» **Given problem**
Search the data below for the string "JSON". Extract every line that contains it.

[Extracted records]

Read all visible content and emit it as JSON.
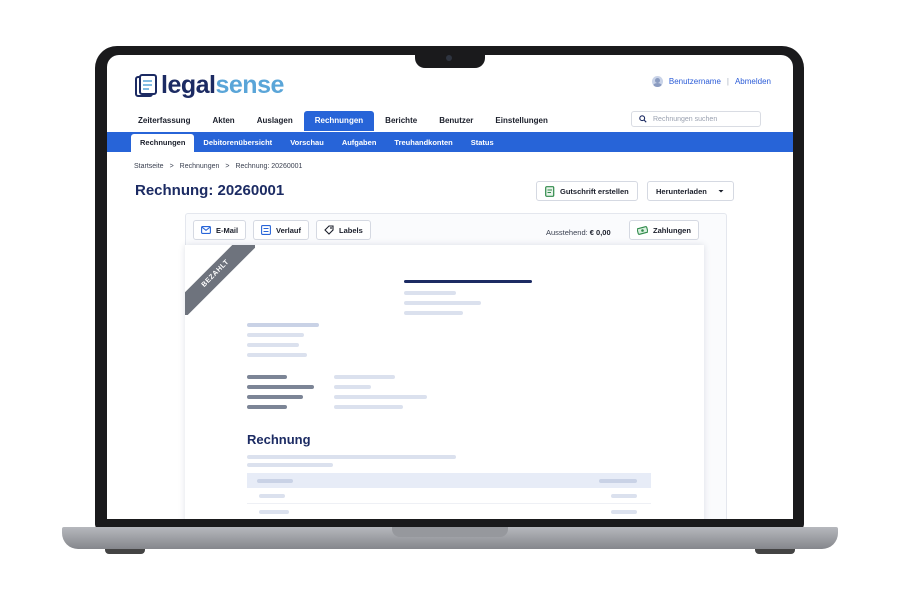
{
  "app": {
    "logo_main": "legal",
    "logo_accent": "sense"
  },
  "header": {
    "username": "Benutzername",
    "separator": "|",
    "logout": "Abmelden"
  },
  "main_nav": [
    {
      "label": "Zeiterfassung"
    },
    {
      "label": "Akten"
    },
    {
      "label": "Auslagen"
    },
    {
      "label": "Rechnungen",
      "active": true
    },
    {
      "label": "Berichte"
    },
    {
      "label": "Benutzer"
    },
    {
      "label": "Einstellungen"
    }
  ],
  "search": {
    "placeholder": "Rechnungen suchen"
  },
  "sub_nav": [
    {
      "label": "Rechnungen",
      "active": true
    },
    {
      "label": "Debitorenübersicht"
    },
    {
      "label": "Vorschau"
    },
    {
      "label": "Aufgaben"
    },
    {
      "label": "Treuhandkonten"
    },
    {
      "label": "Status"
    }
  ],
  "breadcrumb": {
    "items": [
      "Startseite",
      "Rechnungen",
      "Rechnung: 20260001"
    ],
    "separator": ">"
  },
  "page": {
    "title": "Rechnung: 20260001",
    "credit_button": "Gutschrift erstellen",
    "download_button": "Herunterladen"
  },
  "toolbar": {
    "email": "E-Mail",
    "history": "Verlauf",
    "labels": "Labels",
    "outstanding_label": "Ausstehend:",
    "outstanding_value": "€ 0,00",
    "payments": "Zahlungen"
  },
  "document": {
    "stamp": "BEZAHLT",
    "heading": "Rechnung"
  },
  "colors": {
    "brand_dark": "#1c2b63",
    "brand_light": "#5aa5d8",
    "primary": "#2764d8",
    "stamp": "#6e737d"
  }
}
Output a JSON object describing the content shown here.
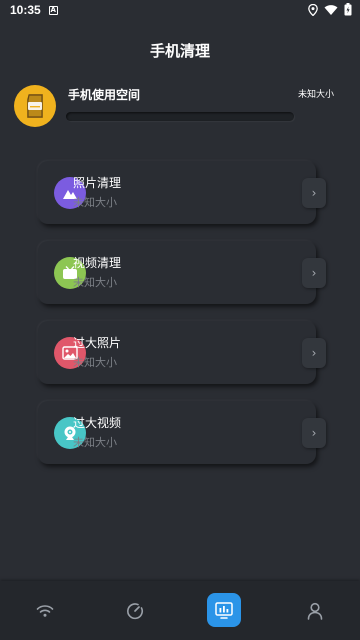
{
  "status_bar": {
    "time": "10:35",
    "a_badge": "A"
  },
  "header": {
    "title": "手机清理"
  },
  "storage": {
    "title": "手机使用空间",
    "value": "未知大小",
    "progress": 0,
    "icon": "sd-card-icon"
  },
  "cards": [
    {
      "title": "照片清理",
      "subtitle": "未知大小",
      "icon": "mountain-image-icon",
      "color": "#7b5ce0"
    },
    {
      "title": "视频清理",
      "subtitle": "未知大小",
      "icon": "video-icon",
      "color": "#8dc653"
    },
    {
      "title": "过大照片",
      "subtitle": "未知大小",
      "icon": "photo-icon",
      "color": "#e0576a"
    },
    {
      "title": "过大视频",
      "subtitle": "未知大小",
      "icon": "webcam-icon",
      "color": "#48c6c6"
    }
  ],
  "bottom_nav": [
    {
      "name": "wifi-icon",
      "active": false
    },
    {
      "name": "speedometer-icon",
      "active": false
    },
    {
      "name": "cleaner-icon",
      "active": true,
      "color": "#2b94e8"
    },
    {
      "name": "user-icon",
      "active": false
    }
  ],
  "arrow_glyph": "›"
}
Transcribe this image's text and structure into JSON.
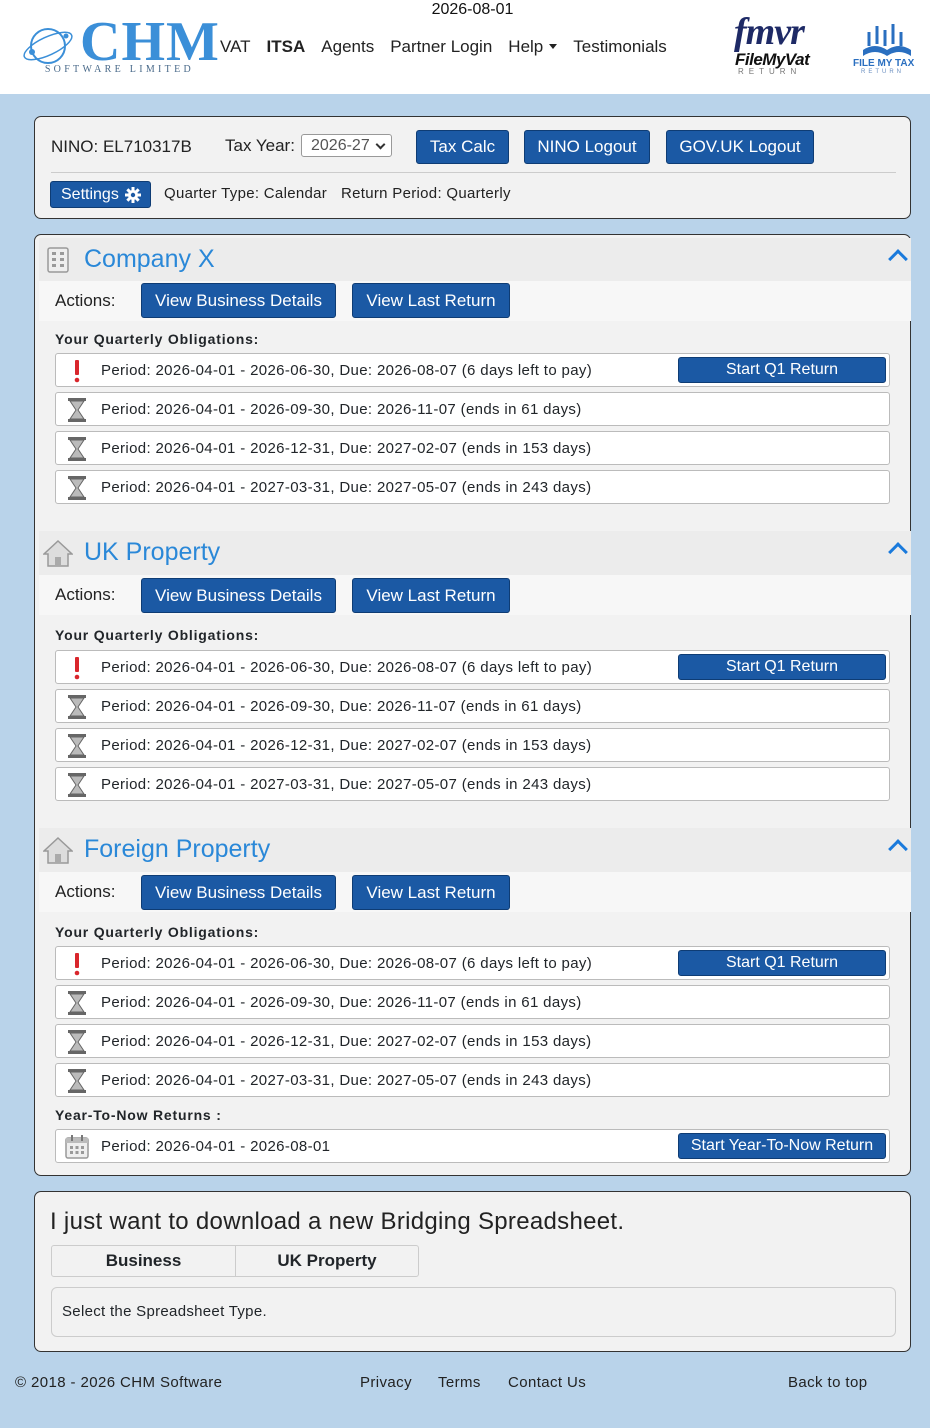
{
  "header": {
    "date": "2026-08-01",
    "logo_text": "CHM",
    "logo_subtitle": "SOFTWARE LIMITED",
    "nav": [
      {
        "label": "VAT",
        "active": false
      },
      {
        "label": "ITSA",
        "active": true
      },
      {
        "label": "Agents",
        "active": false
      },
      {
        "label": "Partner Login",
        "active": false
      },
      {
        "label": "Help",
        "active": false,
        "dropdown": true
      },
      {
        "label": "Testimonials",
        "active": false
      }
    ],
    "partner_logos": {
      "filemyvat_mark": "fmvr",
      "filemyvat_name": "FileMyVat",
      "filemyvat_sub": "RETURN",
      "filemytax_name": "FILE MY TAX",
      "filemytax_sub": "RETURN"
    }
  },
  "toolbar": {
    "nino": "NINO: EL710317B",
    "tax_year_label": "Tax Year:",
    "tax_year_value": "2026-27",
    "tax_calc": "Tax Calc",
    "nino_logout": "NINO Logout",
    "gov_logout": "GOV.UK Logout",
    "settings": "Settings",
    "quarter_type": "Quarter Type: Calendar",
    "return_period": "Return Period: Quarterly"
  },
  "businesses": [
    {
      "name": "Company X",
      "icon": "building-icon",
      "actions_label": "Actions:",
      "view_details": "View Business Details",
      "view_last": "View Last Return",
      "obligations_label": "Your Quarterly Obligations:",
      "obligations": [
        {
          "text": "Period: 2026-04-01 - 2026-06-30, Due: 2026-08-07 (6 days left to pay)",
          "status": "urgent",
          "button": "Start Q1 Return"
        },
        {
          "text": "Period: 2026-04-01 - 2026-09-30, Due: 2026-11-07 (ends in 61 days)",
          "status": "pending"
        },
        {
          "text": "Period: 2026-04-01 - 2026-12-31, Due: 2027-02-07 (ends in 153 days)",
          "status": "pending"
        },
        {
          "text": "Period: 2026-04-01 - 2027-03-31, Due: 2027-05-07 (ends in 243 days)",
          "status": "pending"
        }
      ]
    },
    {
      "name": "UK Property",
      "icon": "house-icon",
      "actions_label": "Actions:",
      "view_details": "View Business Details",
      "view_last": "View Last Return",
      "obligations_label": "Your Quarterly Obligations:",
      "obligations": [
        {
          "text": "Period: 2026-04-01 - 2026-06-30, Due: 2026-08-07 (6 days left to pay)",
          "status": "urgent",
          "button": "Start Q1 Return"
        },
        {
          "text": "Period: 2026-04-01 - 2026-09-30, Due: 2026-11-07 (ends in 61 days)",
          "status": "pending"
        },
        {
          "text": "Period: 2026-04-01 - 2026-12-31, Due: 2027-02-07 (ends in 153 days)",
          "status": "pending"
        },
        {
          "text": "Period: 2026-04-01 - 2027-03-31, Due: 2027-05-07 (ends in 243 days)",
          "status": "pending"
        }
      ]
    },
    {
      "name": "Foreign Property",
      "icon": "house-icon",
      "actions_label": "Actions:",
      "view_details": "View Business Details",
      "view_last": "View Last Return",
      "obligations_label": "Your Quarterly Obligations:",
      "obligations": [
        {
          "text": "Period: 2026-04-01 - 2026-06-30, Due: 2026-08-07 (6 days left to pay)",
          "status": "urgent",
          "button": "Start Q1 Return"
        },
        {
          "text": "Period: 2026-04-01 - 2026-09-30, Due: 2026-11-07 (ends in 61 days)",
          "status": "pending"
        },
        {
          "text": "Period: 2026-04-01 - 2026-12-31, Due: 2027-02-07 (ends in 153 days)",
          "status": "pending"
        },
        {
          "text": "Period: 2026-04-01 - 2027-03-31, Due: 2027-05-07 (ends in 243 days)",
          "status": "pending"
        }
      ],
      "ytn_label": "Year-To-Now Returns :",
      "ytn": {
        "text": "Period: 2026-04-01 - 2026-08-01",
        "button": "Start Year-To-Now Return"
      }
    }
  ],
  "bridging": {
    "title": "I just want to download a new Bridging Spreadsheet.",
    "tabs": [
      "Business",
      "UK Property"
    ],
    "hint": "Select the Spreadsheet Type."
  },
  "footer": {
    "copyright": "© 2018 - 2026 CHM Software",
    "privacy": "Privacy",
    "terms": "Terms",
    "contact": "Contact Us",
    "back_to_top": "Back to top"
  },
  "colors": {
    "page_bg": "#b9d3ea",
    "button": "#1b59a4",
    "title_blue": "#2a88d8",
    "urgent": "#d9262c"
  }
}
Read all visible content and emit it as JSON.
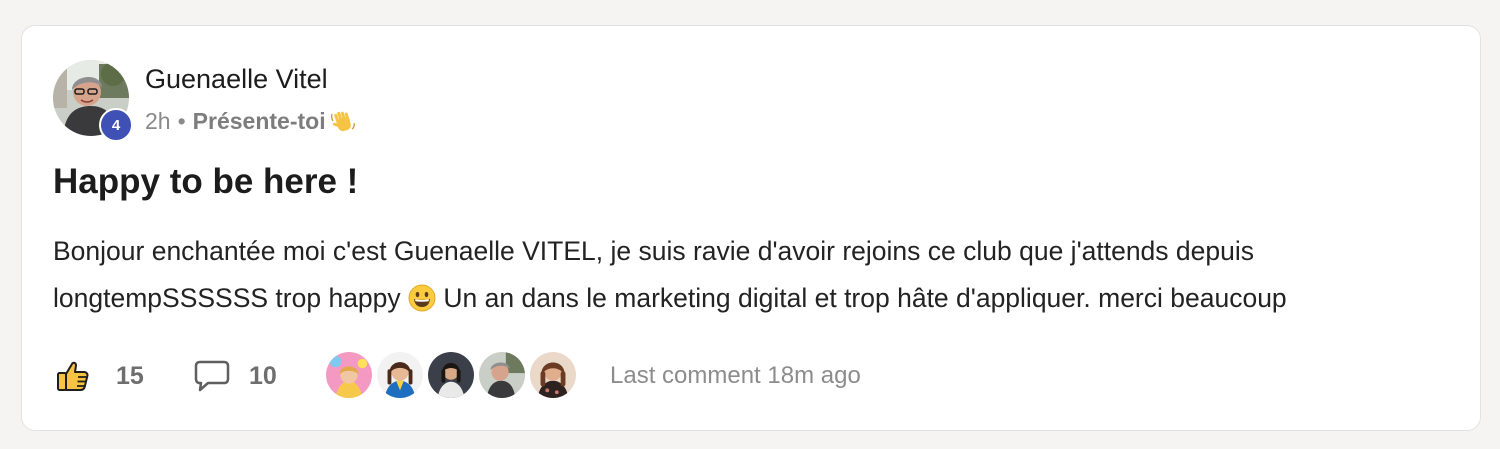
{
  "post": {
    "author": {
      "name": "Guenaelle Vitel",
      "level": "4",
      "avatar_icon": "user-avatar-photo"
    },
    "meta": {
      "time": "2h",
      "separator": "•",
      "space": "Présente-toi",
      "space_emoji_icon": "waving-hand-icon"
    },
    "title": "Happy to be here !",
    "body": {
      "line1": "Bonjour enchantée moi c'est Guenaelle VITEL, je suis ravie d'avoir rejoins ce club que j'attends depuis",
      "line2_before": "longtempSSSSSS trop happy ",
      "emoji_icon": "grinning-face-icon",
      "line2_after": " Un an dans le marketing digital et trop hâte d'appliquer. merci beaucoup"
    },
    "footer": {
      "like_icon": "thumbs-up-icon",
      "like_count": "15",
      "comment_icon": "comment-bubble-icon",
      "comment_count": "10",
      "commenter_avatars": [
        "commenter-avatar-1",
        "commenter-avatar-2",
        "commenter-avatar-3",
        "commenter-avatar-4",
        "commenter-avatar-5"
      ],
      "last_comment": "Last comment 18m ago"
    }
  },
  "colors": {
    "page_background": "#f5f4f2",
    "card_background": "#ffffff",
    "level_badge": "#3f51b5",
    "text_primary": "#1c1c1c",
    "text_muted": "#8a8a8a"
  }
}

» **Task solution**
Read all visible content and emit it as JSON.
Output a JSON object describing the content shown here.
Transcribe this image's text and structure into JSON.
Read all visible content and emit it as JSON.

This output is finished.